> **Goal**
Please rewrite the part of the database partitioning article between "Your data warehouse" and "warehouse these days.", inclusive, replacing "data warehouse" with "reporting database".

> **Document**
Is My BI Fat? Database Partitioning Can Help!
Your data warehouse started so perfect! It was a lean mean analytical machine. Then reality set in. The users fed it all the data they could get their hands on. When it got fat and slow, they refused to put it on a diet because they need “everything!” Data archival just isn’t in the cards and never seems to be with any data warehouse these days.
What’s a BI technologist to do? Enter database partitioning. Before we get into the details though, a few questions need to be answered:
- Does my data warehouse have tables that contain hundreds of millions of records?
- Are the queries accessing identifiable subsets of the data?
- Are the subsets of rough equal size and are there enough of them?
- If your data changes, will it stay in the same subset?
If you said yes to all of these questions, you might be a candidate for partitioning.
There are many ways to partition data and the strategy is often case specific. For our example we’ll assume that the best way to partition the data is to group the data by sales region. Imagine a company with five sales regions and billions of orders spread relatively evenly across all sales regions.

> **Information provided**
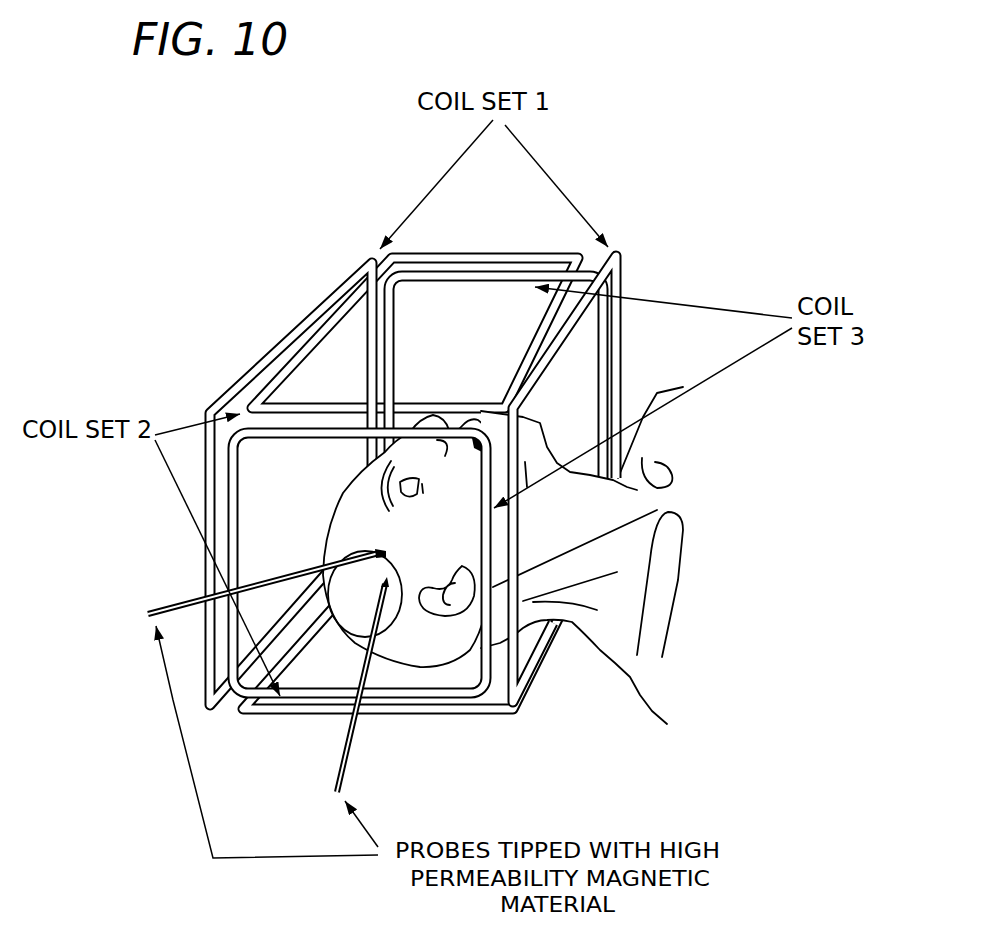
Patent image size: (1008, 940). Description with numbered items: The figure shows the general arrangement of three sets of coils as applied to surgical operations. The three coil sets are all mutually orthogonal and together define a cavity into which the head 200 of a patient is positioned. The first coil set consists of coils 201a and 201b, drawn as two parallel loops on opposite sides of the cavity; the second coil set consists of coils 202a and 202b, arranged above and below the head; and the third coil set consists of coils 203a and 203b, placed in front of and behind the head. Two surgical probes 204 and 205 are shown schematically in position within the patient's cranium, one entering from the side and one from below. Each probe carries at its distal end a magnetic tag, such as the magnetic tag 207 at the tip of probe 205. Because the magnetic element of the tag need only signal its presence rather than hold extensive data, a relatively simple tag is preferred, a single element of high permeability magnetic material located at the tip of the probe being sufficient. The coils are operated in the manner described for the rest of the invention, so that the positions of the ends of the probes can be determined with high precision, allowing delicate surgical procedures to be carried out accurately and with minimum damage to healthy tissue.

> **Exercise answer**
Your reporting database started so perfect! It was a lean mean analytical machine. Then reality set in. The users fed it all the data they could get their hands on. When it got fat and slow, they refused to put it on a diet because they need “everything!” Data archival just isn’t in the cards and never seems to be with any reporting database these days.